DOSTARCZONY TEKST:
# # # # #

Fortuna I Liga: ŁKS Łódź coraz bliżej Lotto Ekstraklasy. Koniec marzeń Sandecji Nowy Sącz

Zdjęcie okładkowe artykułu: Newspix / Łukasz Sobala / Na zdjęciu: Jan Sobociński (z lewej) i Mateusz Klichowicz (z prawej)
Newspix / Łukasz Sobala / Na zdjęciu: Jan Sobociński (z lewej) i Mateusz Klichowicz (z prawej)
zdjęcie autora artykułu

Wynik tego meczu mógł albo narobić kolorytu w walce o awans do Lotto Ekstraklasy, albo zdecydowanie ją przygasić. Ostatecznie doszło do tego drugiego. W meczu na szczycie Fortuna I Ligi ŁKS Łódź pokonał Sandecję Nowy Sącz 2:0.

Dla ekipy z Małopolski był to mecz ostatniej szansy, by zachować jeszcze nadzieję na zajęcie drugiego miejsca premiowanego awansem do Lotto Ekstraklasy. Tę właśnie lokatę od kilku kolejek zajmuje beniaminek z Łodzi. Przed spotkaniem drużyna trenera Tomasza Kafarskiego traciła do niego siedem punktów.

# # # # #

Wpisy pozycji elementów
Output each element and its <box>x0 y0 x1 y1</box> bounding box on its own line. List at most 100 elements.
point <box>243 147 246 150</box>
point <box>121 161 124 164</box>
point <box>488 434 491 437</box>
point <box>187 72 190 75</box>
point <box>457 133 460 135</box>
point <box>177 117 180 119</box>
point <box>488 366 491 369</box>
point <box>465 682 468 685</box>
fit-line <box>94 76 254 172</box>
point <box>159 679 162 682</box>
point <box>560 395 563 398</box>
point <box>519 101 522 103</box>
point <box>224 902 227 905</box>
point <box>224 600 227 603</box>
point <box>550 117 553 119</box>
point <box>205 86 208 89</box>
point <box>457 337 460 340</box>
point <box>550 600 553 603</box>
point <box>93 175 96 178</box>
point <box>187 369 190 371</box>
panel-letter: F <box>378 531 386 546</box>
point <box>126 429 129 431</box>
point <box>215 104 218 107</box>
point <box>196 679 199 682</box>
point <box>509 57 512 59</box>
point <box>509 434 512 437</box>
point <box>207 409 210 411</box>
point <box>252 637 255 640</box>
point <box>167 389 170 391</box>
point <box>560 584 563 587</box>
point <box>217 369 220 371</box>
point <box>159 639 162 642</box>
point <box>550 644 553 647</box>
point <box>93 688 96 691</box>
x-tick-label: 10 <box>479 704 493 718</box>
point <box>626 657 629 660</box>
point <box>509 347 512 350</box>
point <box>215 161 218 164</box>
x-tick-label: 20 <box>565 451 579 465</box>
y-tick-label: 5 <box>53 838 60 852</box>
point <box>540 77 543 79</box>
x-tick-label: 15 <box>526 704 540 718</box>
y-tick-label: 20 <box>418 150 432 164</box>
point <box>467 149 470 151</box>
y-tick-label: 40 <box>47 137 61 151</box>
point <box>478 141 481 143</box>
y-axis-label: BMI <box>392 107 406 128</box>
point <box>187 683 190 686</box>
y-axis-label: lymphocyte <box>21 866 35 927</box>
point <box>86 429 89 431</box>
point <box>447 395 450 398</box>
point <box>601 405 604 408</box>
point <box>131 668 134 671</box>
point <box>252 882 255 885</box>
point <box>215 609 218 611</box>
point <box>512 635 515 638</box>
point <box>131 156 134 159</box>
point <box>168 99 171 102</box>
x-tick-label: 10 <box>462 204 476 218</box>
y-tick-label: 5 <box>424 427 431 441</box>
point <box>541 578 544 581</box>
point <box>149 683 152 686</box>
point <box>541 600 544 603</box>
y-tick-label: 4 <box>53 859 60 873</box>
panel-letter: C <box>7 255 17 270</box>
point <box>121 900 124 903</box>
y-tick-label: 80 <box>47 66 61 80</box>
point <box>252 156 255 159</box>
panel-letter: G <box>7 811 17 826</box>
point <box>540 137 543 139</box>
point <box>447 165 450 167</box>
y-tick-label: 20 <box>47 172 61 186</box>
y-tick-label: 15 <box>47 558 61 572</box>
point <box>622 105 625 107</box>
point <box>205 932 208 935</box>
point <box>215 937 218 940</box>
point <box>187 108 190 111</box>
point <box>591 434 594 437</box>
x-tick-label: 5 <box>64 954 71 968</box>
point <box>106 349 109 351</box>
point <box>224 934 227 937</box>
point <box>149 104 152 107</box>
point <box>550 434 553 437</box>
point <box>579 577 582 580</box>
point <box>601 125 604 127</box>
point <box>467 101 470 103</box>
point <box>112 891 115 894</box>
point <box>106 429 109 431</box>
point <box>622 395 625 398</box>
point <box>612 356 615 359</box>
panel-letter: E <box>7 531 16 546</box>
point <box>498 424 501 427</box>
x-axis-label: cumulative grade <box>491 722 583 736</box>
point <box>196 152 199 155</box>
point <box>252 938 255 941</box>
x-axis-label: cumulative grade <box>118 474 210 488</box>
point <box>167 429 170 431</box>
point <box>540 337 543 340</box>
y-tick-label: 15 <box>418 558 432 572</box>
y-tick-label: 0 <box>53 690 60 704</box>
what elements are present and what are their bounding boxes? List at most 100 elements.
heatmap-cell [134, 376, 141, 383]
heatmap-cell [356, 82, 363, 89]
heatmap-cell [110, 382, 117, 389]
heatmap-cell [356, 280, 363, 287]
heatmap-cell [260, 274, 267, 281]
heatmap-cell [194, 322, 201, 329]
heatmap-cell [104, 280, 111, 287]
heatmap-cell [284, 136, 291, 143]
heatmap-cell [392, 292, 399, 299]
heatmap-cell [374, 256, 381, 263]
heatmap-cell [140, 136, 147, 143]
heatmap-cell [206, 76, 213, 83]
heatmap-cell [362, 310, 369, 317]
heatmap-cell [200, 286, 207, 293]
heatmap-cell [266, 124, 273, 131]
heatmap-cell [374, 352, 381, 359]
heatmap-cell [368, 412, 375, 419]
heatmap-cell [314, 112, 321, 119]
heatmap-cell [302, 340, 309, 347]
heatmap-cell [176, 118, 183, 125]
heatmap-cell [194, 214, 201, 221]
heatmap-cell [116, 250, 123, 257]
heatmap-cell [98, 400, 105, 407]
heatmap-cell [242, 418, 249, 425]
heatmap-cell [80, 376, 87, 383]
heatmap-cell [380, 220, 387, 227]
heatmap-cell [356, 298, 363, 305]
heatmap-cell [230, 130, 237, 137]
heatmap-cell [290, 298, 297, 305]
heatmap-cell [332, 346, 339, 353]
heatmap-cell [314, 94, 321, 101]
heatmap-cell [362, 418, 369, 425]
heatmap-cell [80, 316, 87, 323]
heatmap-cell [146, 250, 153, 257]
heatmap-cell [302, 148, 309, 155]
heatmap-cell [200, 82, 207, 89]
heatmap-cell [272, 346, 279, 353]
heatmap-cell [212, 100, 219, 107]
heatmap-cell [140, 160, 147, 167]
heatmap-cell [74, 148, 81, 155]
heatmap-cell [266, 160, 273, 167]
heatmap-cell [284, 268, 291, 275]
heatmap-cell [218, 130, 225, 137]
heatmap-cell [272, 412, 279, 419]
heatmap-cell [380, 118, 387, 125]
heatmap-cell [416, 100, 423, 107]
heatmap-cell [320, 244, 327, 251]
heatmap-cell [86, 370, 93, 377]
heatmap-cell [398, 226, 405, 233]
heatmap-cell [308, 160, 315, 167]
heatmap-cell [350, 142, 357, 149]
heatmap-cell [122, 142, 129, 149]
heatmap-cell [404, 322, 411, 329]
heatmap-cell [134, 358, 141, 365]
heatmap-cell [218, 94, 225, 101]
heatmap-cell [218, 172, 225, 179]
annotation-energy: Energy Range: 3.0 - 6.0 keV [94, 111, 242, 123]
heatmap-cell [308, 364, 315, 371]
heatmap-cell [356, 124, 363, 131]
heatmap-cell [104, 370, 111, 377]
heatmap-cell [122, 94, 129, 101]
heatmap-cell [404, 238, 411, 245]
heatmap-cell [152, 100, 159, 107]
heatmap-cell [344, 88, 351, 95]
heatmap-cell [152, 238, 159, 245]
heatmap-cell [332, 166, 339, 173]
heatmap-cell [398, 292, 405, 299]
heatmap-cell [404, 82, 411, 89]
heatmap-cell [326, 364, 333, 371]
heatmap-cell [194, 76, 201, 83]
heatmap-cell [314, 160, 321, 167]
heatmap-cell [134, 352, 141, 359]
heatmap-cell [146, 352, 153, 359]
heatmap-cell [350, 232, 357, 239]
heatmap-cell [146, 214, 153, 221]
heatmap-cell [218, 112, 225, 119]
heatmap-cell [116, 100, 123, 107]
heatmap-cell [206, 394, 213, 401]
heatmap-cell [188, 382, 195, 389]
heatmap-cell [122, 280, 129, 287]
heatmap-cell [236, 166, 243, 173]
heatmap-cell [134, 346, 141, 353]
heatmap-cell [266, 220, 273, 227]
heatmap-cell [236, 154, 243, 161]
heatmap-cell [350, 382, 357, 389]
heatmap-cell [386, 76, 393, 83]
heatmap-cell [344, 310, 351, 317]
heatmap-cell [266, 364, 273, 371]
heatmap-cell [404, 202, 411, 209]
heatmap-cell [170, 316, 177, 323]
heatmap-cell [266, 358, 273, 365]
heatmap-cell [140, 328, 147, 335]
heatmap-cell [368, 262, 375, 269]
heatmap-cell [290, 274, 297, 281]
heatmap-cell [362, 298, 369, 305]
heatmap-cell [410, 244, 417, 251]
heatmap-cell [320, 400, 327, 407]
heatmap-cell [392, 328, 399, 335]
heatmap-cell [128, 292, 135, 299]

# # # # #

DO ZROBIENIA:
- a) Przepisz dokładnie fragment artykułu o meczu ŁKS Łódź z Sandecją Nowy Sącz od słów "Wynik tego meczu" do słów "niego siedem punktów.".
- b) Kontynuuj, proszę, artykuł o meczu ŁKS Łódź z Sandecją Nowy Sącz od miejsca, w którym się kończy.

ODPOWIEDZI PISEMNE:
- a)
Wynik tego meczu mógł albo narobić kolorytu w walce o awans do Lotto Ekstraklasy, albo zdecydowanie ją przygasić. Ostatecznie doszło do tego drugiego. W meczu na szczycie Fortuna I Ligi ŁKS Łódź pokonał Sandecję Nowy Sącz 2:0.

Dla ekipy z Małopolski był to mecz ostatniej szansy, by zachować jeszcze nadzieję na zajęcie drugiego miejsca premiowanego awansem do Lotto Ekstraklasy. Tę właśnie lokatę od kilku kolejek zajmuje beniaminek z Łodzi. Przed spotkaniem drużyna trenera Tomasza Kafarskiego traciła do niego siedem punktów.

- b)
Czytaj też: Raków Częstochowa jeszcze nie świętuje. Karuzela w Bielsku-Białej

Pierwsze 45 minut gry moglibyśmy podzielić na pół - pierwszą część, w której nie działo się praktycznie nic interesującego i drugą, w której rozpoczęły się emocje. Od początku aktywny w łódzkiej ofensywie był Łukasz Piątek, lecz dopiero w 25. minucie zdołał oddać groźny strzał na bramkę rywali. Po raz pierwszy do pracy zatrudniony został Marek Kozioł. Bramkarz Sandecji spisał się tak, jak powinien.

Trzy minuty później z drugiej strony boiska doskonałą szansę miał Damian Chmiel, który ruszył prawym skrzydłem i uderzył sprzed pola karnego w poprzeczkę bramki Michała Kołby. Z każdą kolejną minutą coraz więcej okazji, głównie ze stałych fragmentów gry, mieli nowosądeczanie, lecz niewiele z nich wynikało. Goście mieli problemy z zakończeniem swoich akcji strzałami.

ZOBACZ WIDEO: "Druga połowa". Cudowny sezon Piątka. "Milan bardzo szybko uzależnił się od naszego napastnika"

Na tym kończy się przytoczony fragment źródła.